## Begin Listing

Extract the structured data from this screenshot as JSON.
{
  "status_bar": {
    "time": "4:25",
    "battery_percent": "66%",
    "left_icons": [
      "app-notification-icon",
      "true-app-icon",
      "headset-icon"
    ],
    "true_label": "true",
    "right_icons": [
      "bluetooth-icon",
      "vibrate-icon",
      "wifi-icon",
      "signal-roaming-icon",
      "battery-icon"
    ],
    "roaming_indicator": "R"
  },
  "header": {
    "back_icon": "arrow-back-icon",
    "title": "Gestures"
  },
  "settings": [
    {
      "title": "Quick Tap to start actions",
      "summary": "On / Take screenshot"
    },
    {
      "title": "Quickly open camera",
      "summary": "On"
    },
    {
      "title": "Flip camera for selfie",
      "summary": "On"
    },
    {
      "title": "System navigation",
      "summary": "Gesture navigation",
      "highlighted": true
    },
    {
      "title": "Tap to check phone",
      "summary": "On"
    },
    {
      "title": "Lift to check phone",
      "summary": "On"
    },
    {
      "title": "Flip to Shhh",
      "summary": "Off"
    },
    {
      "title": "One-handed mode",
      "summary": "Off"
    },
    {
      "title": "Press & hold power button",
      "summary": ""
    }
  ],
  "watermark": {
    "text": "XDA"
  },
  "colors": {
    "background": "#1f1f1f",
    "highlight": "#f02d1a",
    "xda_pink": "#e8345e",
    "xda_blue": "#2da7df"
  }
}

## End Listing

Exercise instructions: From the records above, extract every line exactly as it stands.

Result of the exercise:
Extract the structured data from this screenshot as JSON.
{
  "status_bar": {
    "time": "4:25",
    "battery_percent": "66%",
    "left_icons": [
      "app-notification-icon",
      "true-app-icon",
      "headset-icon"
    ],
    "true_label": "true",
    "right_icons": [
      "bluetooth-icon",
      "vibrate-icon",
      "wifi-icon",
      "signal-roaming-icon",
      "battery-icon"
    ],
    "roaming_indicator": "R"
  },
  "header": {
    "back_icon": "arrow-back-icon",
    "title": "Gestures"
  },
  "settings": [
    {
      "title": "Quick Tap to start actions",
      "summary": "On / Take screenshot"
    },
    {
      "title": "Quickly open camera",
      "summary": "On"
    },
    {
      "title": "Flip camera for selfie",
      "summary": "On"
    },
    {
      "title": "System navigation",
      "summary": "Gesture navigation",
      "highlighted": true
    },
    {
      "title": "Tap to check phone",
      "summary": "On"
    },
    {
      "title": "Lift to check phone",
      "summary": "On"
    },
    {
      "title": "Flip to Shhh",
      "summary": "Off"
    },
    {
      "title": "One-handed mode",
      "summary": "Off"
    },
    {
      "title": "Press & hold power button",
      "summary": ""
    }
  ],
  "watermark": {
    "text": "XDA"
  },
  "colors": {
    "background": "#1f1f1f",
    "highlight": "#f02d1a",
    "xda_pink": "#e8345e",
    "xda_blue": "#2da7df"
  }
}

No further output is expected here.